* The data *
◆ ◆ ◆ ◆ ◆

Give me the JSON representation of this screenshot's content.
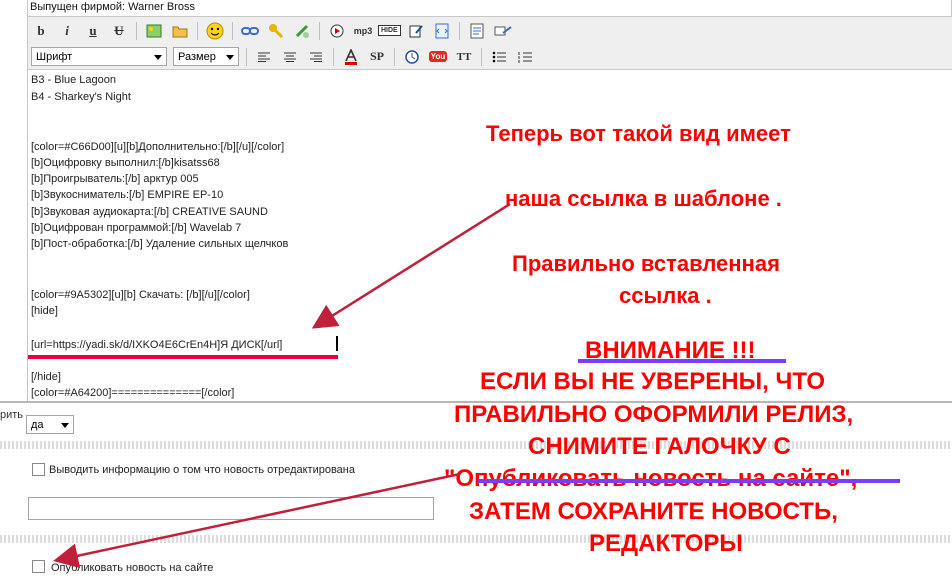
{
  "header": {
    "publisher": "Выпущен фирмой: Warner Bross"
  },
  "toolbar": {
    "font_select": "Шрифт",
    "size_select": "Размер",
    "mp3_label": "mp3",
    "hide_label": "HIDE",
    "sp_label": "SP",
    "tt_label": "TT",
    "youtube_label": "You"
  },
  "editor": {
    "lines": [
      "B3 - Blue Lagoon",
      "B4 - Sharkey's Night",
      "[color=#C66D00][u][b]Дополнительно:[/b][/u][/color]",
      "[b]Оцифровку выполнил:[/b]kisatss68",
      "[b]Проигрыватель:[/b]  арктур 005",
      "[b]Звукосниматель:[/b] EMPIRE EP-10",
      "[b]Звуковая аудиокарта:[/b] CREATIVE SAUND",
      "[b]Оцифрован программой:[/b] Wavelab 7",
      "[b]Пост-обработка:[/b] Удаление сильных щелчков",
      "[color=#9A5302][u][b] Скачать: [/b][/u][/color]",
      "[hide]",
      "[url=https://yadi.sk/d/IXKO4E6CrEn4H]Я ДИСК[/url]",
      "[/hide]",
      "[color=#A64200]==============[/color]"
    ]
  },
  "form": {
    "left_label_fragment": "рить",
    "select_value": "да",
    "checkbox1_label": "Выводить информацию о том что новость отредактирована",
    "text_input_value": "",
    "checkbox2_label": "Опубликовать новость на сайте"
  },
  "annotation": {
    "line1": "Теперь вот такой вид имеет",
    "line2": "наша ссылка в шаблоне .",
    "line3": "Правильно вставленная",
    "line4": "ссылка .",
    "warning": "ВНИМАНИЕ !!!",
    "w1": "ЕСЛИ ВЫ НЕ УВЕРЕНЫ, ЧТО",
    "w2": "ПРАВИЛЬНО ОФОРМИЛИ РЕЛИЗ,",
    "w3": "СНИМИТЕ ГАЛОЧКУ  С",
    "w4": "\"Опубликовать новость на сайте\",",
    "w5": "ЗАТЕМ СОХРАНИТЕ НОВОСТЬ,",
    "w6": "РЕДАКТОРЫ"
  },
  "colors": {
    "annotation_red": "#ff0000",
    "underline_red": "#e8003a",
    "underline_purple": "#7b3cff",
    "arrow": "#c0203a"
  }
}
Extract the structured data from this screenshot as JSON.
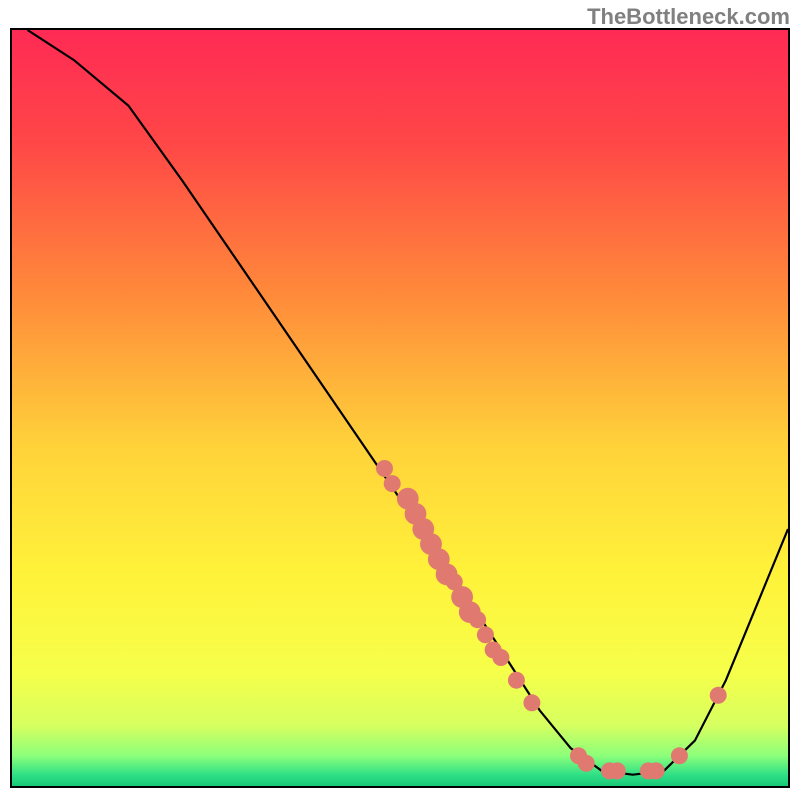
{
  "watermark": "TheBottleneck.com",
  "chart_data": {
    "type": "line",
    "title": "",
    "xlabel": "",
    "ylabel": "",
    "xlim": [
      0,
      100
    ],
    "ylim": [
      0,
      100
    ],
    "gradient_stops": [
      {
        "pos": 0.0,
        "color": "#ff2a55"
      },
      {
        "pos": 0.15,
        "color": "#ff4747"
      },
      {
        "pos": 0.35,
        "color": "#ff8a3a"
      },
      {
        "pos": 0.55,
        "color": "#ffd23a"
      },
      {
        "pos": 0.72,
        "color": "#fff23a"
      },
      {
        "pos": 0.85,
        "color": "#f6ff4a"
      },
      {
        "pos": 0.92,
        "color": "#d6ff60"
      },
      {
        "pos": 0.96,
        "color": "#8cff7a"
      },
      {
        "pos": 0.985,
        "color": "#30e086"
      },
      {
        "pos": 1.0,
        "color": "#18c878"
      }
    ],
    "curve": [
      {
        "x": 2,
        "y": 100
      },
      {
        "x": 8,
        "y": 96
      },
      {
        "x": 15,
        "y": 90
      },
      {
        "x": 22,
        "y": 80
      },
      {
        "x": 30,
        "y": 68
      },
      {
        "x": 38,
        "y": 56
      },
      {
        "x": 46,
        "y": 44
      },
      {
        "x": 52,
        "y": 35
      },
      {
        "x": 58,
        "y": 26
      },
      {
        "x": 63,
        "y": 18
      },
      {
        "x": 68,
        "y": 10
      },
      {
        "x": 72,
        "y": 5
      },
      {
        "x": 76,
        "y": 2
      },
      {
        "x": 80,
        "y": 1.5
      },
      {
        "x": 84,
        "y": 2
      },
      {
        "x": 88,
        "y": 6
      },
      {
        "x": 92,
        "y": 14
      },
      {
        "x": 96,
        "y": 24
      },
      {
        "x": 100,
        "y": 34
      }
    ],
    "markers": [
      {
        "x": 48,
        "y": 42,
        "r": 1.1
      },
      {
        "x": 49,
        "y": 40,
        "r": 1.1
      },
      {
        "x": 51,
        "y": 38,
        "r": 1.4
      },
      {
        "x": 52,
        "y": 36,
        "r": 1.4
      },
      {
        "x": 53,
        "y": 34,
        "r": 1.4
      },
      {
        "x": 54,
        "y": 32,
        "r": 1.4
      },
      {
        "x": 55,
        "y": 30,
        "r": 1.4
      },
      {
        "x": 56,
        "y": 28,
        "r": 1.4
      },
      {
        "x": 57,
        "y": 27,
        "r": 1.1
      },
      {
        "x": 58,
        "y": 25,
        "r": 1.4
      },
      {
        "x": 59,
        "y": 23,
        "r": 1.4
      },
      {
        "x": 60,
        "y": 22,
        "r": 1.1
      },
      {
        "x": 61,
        "y": 20,
        "r": 1.1
      },
      {
        "x": 62,
        "y": 18,
        "r": 1.1
      },
      {
        "x": 63,
        "y": 17,
        "r": 1.1
      },
      {
        "x": 65,
        "y": 14,
        "r": 1.1
      },
      {
        "x": 67,
        "y": 11,
        "r": 1.1
      },
      {
        "x": 73,
        "y": 4,
        "r": 1.1
      },
      {
        "x": 74,
        "y": 3,
        "r": 1.1
      },
      {
        "x": 77,
        "y": 2,
        "r": 1.1
      },
      {
        "x": 78,
        "y": 2,
        "r": 1.1
      },
      {
        "x": 82,
        "y": 2,
        "r": 1.1
      },
      {
        "x": 83,
        "y": 2,
        "r": 1.1
      },
      {
        "x": 86,
        "y": 4,
        "r": 1.1
      },
      {
        "x": 91,
        "y": 12,
        "r": 1.1
      }
    ]
  }
}
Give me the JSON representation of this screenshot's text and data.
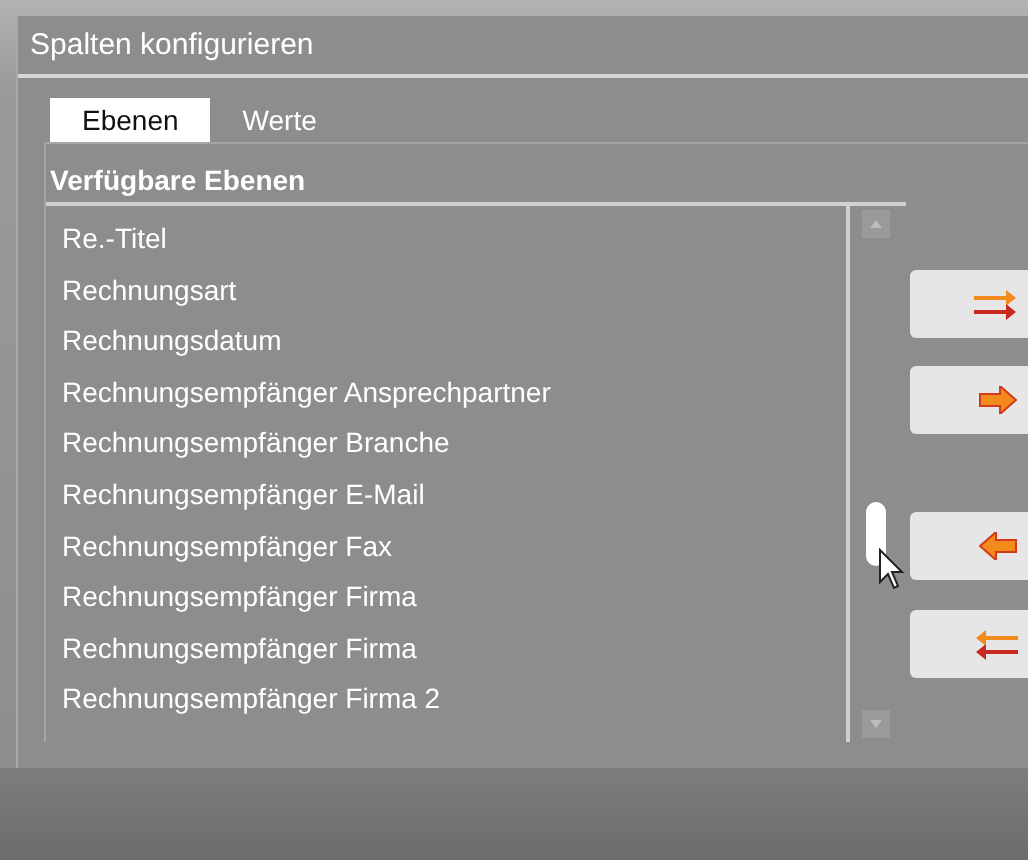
{
  "dialog": {
    "title": "Spalten konfigurieren"
  },
  "tabs": [
    {
      "label": "Ebenen",
      "selected": true
    },
    {
      "label": "Werte",
      "selected": false
    }
  ],
  "available_levels": {
    "heading": "Verfügbare Ebenen",
    "items": [
      "Re.-Titel",
      "Rechnungsart",
      "Rechnungsdatum",
      "Rechnungsempfänger Ansprechpartner",
      "Rechnungsempfänger Branche",
      "Rechnungsempfänger E-Mail",
      "Rechnungsempfänger Fax",
      "Rechnungsempfänger Firma",
      "Rechnungsempfänger Firma",
      "Rechnungsempfänger Firma 2"
    ]
  },
  "move_buttons": [
    {
      "kind": "add-all"
    },
    {
      "kind": "add"
    },
    {
      "kind": "remove"
    },
    {
      "kind": "remove-all"
    }
  ]
}
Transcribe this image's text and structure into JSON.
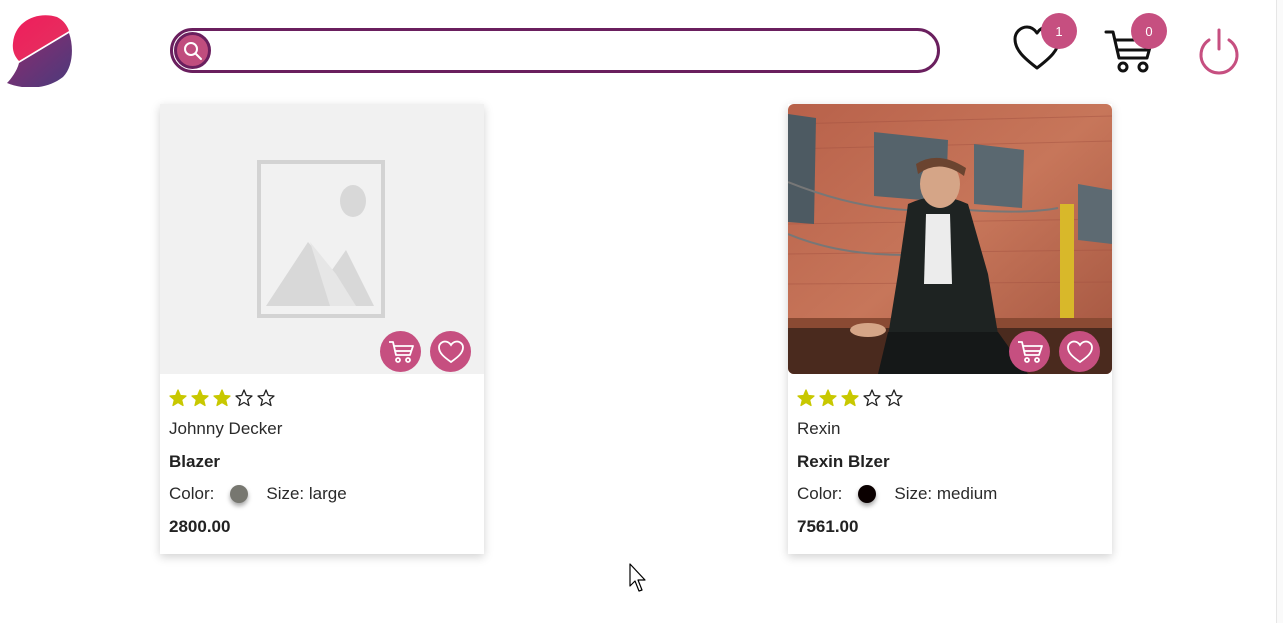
{
  "header": {
    "search": {
      "placeholder": "",
      "value": ""
    },
    "wishlist_count": "1",
    "cart_count": "0"
  },
  "colors": {
    "accent": "#c64f80",
    "border": "#6a1f5e",
    "star_on": "#c8c800"
  },
  "products": [
    {
      "brand": "Johnny Decker",
      "name": "Blazer",
      "color_label": "Color:",
      "color_value": "#777770",
      "size_label": "Size: large",
      "price": "2800.00",
      "rating": 3,
      "rating_max": 5,
      "image": "placeholder"
    },
    {
      "brand": "Rexin",
      "name": "Rexin Blzer",
      "color_label": "Color:",
      "color_value": "#0a0000",
      "size_label": "Size: medium",
      "price": "7561.00",
      "rating": 3,
      "rating_max": 5,
      "image": "photo"
    }
  ]
}
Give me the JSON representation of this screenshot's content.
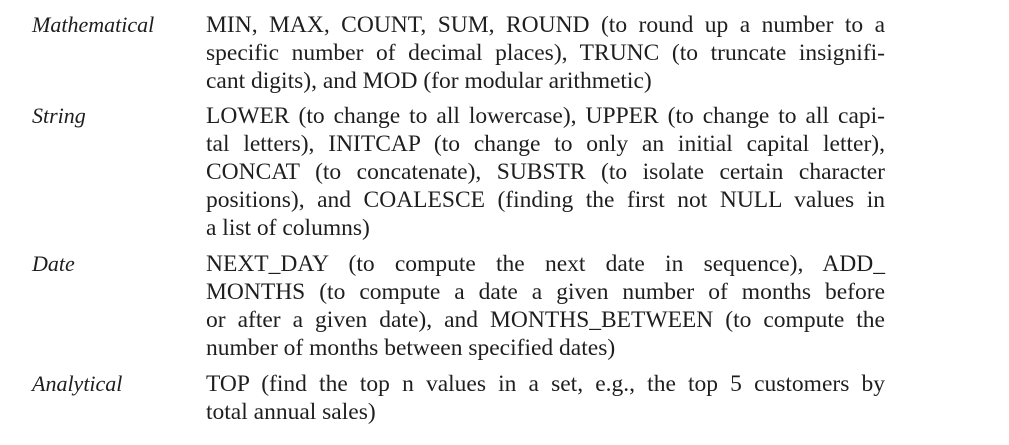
{
  "rows": [
    {
      "category": "Mathematical",
      "lines": [
        "MIN, MAX, COUNT, SUM, ROUND (to round up a number to a",
        "specific number of decimal places), TRUNC (to truncate insignifi-",
        "cant digits), and MOD (for modular arithmetic)"
      ]
    },
    {
      "category": "String",
      "lines": [
        "LOWER (to change to all lowercase), UPPER (to change to all capi-",
        "tal letters), INITCAP (to change to only an initial capital letter),",
        "CONCAT (to concatenate), SUBSTR (to isolate certain character",
        "positions), and COALESCE (finding the first not NULL values in",
        "a list of columns)"
      ]
    },
    {
      "category": "Date",
      "lines": [
        "NEXT_DAY (to compute the next date in sequence), ADD_",
        "MONTHS (to compute a date a given number of months before",
        "or after a given date), and MONTHS_BETWEEN (to compute the",
        "number of months between specified dates)"
      ]
    },
    {
      "category": "Analytical",
      "lines": [
        "TOP (find the top n values in a set, e.g., the top 5 customers by",
        "total annual sales)"
      ]
    }
  ]
}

◆ ◆ ◆ ◆ ◆

* Exercise requirements *
Which lines hold the string "Опубликовать"? List them all.

* Correct answer *
    "checkbox2_label": "Опубликовать новость на сайте"
    "w4": "\"Опубликовать новость на сайте\",",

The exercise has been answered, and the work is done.